__GOAL OF THE EXERCISE__
Among these lines, how many include "USOil"? Answer only with the number.
::: MATERIAL PROVIDED :::
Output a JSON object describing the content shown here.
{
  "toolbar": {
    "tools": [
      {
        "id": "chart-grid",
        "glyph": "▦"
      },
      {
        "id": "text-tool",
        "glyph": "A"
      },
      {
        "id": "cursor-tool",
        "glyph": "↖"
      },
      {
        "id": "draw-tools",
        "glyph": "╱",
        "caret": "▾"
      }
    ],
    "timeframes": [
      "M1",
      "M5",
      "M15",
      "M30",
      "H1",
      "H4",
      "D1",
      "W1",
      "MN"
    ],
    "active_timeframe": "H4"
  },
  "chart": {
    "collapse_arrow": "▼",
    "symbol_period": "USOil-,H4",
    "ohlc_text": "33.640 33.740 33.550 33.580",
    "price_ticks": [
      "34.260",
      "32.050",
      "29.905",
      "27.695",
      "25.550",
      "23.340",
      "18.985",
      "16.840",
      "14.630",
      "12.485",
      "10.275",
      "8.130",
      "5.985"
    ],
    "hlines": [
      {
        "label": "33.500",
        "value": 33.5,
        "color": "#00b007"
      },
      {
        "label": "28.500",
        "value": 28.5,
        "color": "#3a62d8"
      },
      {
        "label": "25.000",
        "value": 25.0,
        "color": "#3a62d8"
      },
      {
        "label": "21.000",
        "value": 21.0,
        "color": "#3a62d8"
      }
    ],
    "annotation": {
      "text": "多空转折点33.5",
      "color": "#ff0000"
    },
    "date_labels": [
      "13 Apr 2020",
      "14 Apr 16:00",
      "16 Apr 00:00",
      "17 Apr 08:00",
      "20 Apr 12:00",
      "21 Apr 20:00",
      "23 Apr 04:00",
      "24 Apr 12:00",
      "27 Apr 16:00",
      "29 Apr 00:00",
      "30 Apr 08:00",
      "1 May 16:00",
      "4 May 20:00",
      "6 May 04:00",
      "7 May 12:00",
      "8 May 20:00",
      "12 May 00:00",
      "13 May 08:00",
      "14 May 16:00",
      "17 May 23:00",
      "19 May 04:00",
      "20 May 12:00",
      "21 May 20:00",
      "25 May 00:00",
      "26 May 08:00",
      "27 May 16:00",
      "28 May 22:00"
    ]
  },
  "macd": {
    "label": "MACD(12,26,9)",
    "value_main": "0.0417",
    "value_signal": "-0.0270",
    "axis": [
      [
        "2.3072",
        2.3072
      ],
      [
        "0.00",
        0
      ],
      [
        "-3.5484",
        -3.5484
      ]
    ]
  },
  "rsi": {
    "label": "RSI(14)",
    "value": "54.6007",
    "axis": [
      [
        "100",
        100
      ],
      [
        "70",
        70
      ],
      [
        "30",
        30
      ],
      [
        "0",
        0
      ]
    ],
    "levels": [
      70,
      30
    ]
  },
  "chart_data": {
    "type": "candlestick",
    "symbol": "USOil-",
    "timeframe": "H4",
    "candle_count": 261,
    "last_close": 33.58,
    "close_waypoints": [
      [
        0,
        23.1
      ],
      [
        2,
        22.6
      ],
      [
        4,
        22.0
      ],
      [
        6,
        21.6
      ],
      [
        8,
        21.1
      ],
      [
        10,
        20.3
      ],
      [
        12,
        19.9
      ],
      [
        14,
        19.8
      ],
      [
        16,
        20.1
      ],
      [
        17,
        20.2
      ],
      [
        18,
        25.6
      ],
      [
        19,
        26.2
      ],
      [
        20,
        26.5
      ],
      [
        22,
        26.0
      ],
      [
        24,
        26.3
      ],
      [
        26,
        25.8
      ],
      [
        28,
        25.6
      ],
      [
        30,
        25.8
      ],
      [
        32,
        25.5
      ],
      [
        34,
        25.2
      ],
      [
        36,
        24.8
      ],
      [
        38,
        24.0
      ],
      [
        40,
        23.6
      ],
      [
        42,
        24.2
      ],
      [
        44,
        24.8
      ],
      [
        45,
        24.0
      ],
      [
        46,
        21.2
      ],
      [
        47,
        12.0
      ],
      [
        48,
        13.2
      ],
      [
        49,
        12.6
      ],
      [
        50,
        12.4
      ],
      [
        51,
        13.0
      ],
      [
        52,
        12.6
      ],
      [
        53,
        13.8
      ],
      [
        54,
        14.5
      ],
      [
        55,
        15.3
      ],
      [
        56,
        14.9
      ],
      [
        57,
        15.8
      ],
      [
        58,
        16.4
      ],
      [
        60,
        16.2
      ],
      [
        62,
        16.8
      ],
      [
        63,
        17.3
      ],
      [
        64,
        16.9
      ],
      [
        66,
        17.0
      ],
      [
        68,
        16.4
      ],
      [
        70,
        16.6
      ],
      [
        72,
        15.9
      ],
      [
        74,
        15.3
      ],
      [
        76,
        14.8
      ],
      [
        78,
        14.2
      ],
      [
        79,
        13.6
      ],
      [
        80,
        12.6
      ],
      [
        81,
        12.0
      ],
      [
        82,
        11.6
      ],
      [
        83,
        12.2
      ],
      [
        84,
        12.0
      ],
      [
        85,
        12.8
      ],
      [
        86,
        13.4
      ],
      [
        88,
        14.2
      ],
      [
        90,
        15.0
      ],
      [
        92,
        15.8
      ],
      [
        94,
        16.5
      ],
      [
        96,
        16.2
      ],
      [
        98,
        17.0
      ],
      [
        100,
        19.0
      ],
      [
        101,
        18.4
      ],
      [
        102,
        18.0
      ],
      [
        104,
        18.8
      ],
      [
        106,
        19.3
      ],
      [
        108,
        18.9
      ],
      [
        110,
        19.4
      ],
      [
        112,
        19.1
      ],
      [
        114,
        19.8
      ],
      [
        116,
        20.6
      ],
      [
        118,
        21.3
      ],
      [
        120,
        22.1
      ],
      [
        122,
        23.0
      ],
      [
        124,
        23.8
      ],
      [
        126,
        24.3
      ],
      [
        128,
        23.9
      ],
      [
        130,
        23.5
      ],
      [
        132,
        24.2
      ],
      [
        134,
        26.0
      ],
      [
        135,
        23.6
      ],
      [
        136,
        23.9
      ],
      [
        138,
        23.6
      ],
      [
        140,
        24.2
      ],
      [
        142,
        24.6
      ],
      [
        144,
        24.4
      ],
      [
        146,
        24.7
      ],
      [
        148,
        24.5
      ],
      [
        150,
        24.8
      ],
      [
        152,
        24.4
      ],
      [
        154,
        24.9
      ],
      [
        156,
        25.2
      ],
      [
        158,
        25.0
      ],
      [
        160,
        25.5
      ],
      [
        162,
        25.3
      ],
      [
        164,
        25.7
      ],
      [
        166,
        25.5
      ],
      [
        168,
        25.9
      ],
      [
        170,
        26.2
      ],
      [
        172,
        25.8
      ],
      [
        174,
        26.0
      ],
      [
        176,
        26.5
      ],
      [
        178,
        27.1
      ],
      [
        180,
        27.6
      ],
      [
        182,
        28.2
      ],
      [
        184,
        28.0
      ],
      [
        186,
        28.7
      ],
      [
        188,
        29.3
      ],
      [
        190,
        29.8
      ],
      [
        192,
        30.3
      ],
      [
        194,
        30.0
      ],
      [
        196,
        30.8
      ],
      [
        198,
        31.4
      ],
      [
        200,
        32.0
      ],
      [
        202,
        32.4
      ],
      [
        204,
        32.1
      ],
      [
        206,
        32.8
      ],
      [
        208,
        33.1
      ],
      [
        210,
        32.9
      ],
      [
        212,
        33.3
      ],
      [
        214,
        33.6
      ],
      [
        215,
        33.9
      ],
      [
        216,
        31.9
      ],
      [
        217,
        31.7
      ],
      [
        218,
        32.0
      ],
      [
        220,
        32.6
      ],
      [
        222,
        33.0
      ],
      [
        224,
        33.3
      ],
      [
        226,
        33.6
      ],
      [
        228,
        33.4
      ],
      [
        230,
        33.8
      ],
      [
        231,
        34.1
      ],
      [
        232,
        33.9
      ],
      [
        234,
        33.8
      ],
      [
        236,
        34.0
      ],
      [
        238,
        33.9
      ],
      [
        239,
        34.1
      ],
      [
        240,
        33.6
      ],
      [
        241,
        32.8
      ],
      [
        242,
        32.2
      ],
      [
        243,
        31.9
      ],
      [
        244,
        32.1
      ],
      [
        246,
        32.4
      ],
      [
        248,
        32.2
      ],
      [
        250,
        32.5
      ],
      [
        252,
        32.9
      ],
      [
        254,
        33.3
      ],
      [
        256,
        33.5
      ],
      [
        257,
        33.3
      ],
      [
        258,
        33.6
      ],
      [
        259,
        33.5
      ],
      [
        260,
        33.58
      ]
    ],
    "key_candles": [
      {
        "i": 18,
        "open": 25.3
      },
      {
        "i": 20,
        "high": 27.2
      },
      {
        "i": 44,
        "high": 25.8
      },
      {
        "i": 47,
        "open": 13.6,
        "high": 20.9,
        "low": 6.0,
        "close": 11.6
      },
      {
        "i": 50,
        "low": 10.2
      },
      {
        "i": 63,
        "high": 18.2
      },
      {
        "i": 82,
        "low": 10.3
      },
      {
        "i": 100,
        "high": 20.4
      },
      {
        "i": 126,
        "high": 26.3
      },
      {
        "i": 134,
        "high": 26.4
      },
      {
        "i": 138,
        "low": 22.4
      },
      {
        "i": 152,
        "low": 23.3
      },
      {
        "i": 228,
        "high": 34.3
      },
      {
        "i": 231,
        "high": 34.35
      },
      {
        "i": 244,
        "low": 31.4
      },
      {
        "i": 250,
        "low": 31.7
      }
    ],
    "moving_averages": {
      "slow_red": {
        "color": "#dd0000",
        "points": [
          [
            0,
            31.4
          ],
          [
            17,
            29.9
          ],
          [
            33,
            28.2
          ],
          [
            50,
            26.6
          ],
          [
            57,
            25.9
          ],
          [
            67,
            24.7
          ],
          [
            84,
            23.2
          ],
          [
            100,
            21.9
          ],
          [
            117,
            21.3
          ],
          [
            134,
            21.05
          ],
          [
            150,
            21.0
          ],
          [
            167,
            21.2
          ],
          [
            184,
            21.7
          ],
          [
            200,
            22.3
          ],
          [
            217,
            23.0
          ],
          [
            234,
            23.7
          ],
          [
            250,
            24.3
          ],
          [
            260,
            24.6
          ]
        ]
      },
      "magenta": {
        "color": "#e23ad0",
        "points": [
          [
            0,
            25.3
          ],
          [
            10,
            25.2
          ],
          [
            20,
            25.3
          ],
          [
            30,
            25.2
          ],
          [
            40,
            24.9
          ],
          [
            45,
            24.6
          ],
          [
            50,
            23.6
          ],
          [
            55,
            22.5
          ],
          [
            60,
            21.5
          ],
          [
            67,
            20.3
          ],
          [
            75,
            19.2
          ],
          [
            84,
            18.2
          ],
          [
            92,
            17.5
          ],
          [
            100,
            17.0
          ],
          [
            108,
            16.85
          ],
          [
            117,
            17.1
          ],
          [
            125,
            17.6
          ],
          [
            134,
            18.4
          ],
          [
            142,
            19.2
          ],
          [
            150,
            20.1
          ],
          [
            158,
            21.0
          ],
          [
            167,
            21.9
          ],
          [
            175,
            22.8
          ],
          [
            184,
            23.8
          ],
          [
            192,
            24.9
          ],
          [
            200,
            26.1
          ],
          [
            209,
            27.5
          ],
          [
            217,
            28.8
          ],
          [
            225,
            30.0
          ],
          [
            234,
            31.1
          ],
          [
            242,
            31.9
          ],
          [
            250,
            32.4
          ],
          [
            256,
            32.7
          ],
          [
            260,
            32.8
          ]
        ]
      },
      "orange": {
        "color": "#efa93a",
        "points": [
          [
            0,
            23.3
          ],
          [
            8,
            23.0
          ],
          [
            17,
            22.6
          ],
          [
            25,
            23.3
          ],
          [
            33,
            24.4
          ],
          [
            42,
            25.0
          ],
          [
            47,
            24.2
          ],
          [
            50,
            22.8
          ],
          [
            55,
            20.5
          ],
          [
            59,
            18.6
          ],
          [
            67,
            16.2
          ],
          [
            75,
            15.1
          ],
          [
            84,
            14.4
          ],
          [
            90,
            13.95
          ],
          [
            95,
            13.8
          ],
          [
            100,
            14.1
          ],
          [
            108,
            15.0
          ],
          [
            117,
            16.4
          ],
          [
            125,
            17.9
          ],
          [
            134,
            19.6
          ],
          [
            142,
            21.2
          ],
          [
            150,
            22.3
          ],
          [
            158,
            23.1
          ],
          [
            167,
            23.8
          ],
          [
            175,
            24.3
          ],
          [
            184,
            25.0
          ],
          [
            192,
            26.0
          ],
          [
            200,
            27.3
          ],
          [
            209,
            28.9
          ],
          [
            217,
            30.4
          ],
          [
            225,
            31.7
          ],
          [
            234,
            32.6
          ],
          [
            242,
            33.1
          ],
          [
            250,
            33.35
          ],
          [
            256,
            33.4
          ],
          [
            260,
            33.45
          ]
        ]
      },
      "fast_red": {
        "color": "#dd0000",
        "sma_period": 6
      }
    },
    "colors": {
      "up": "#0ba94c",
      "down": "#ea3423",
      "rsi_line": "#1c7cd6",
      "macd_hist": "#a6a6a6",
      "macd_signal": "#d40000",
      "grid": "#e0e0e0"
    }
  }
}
:::
__SOLVED EXERCISE__
2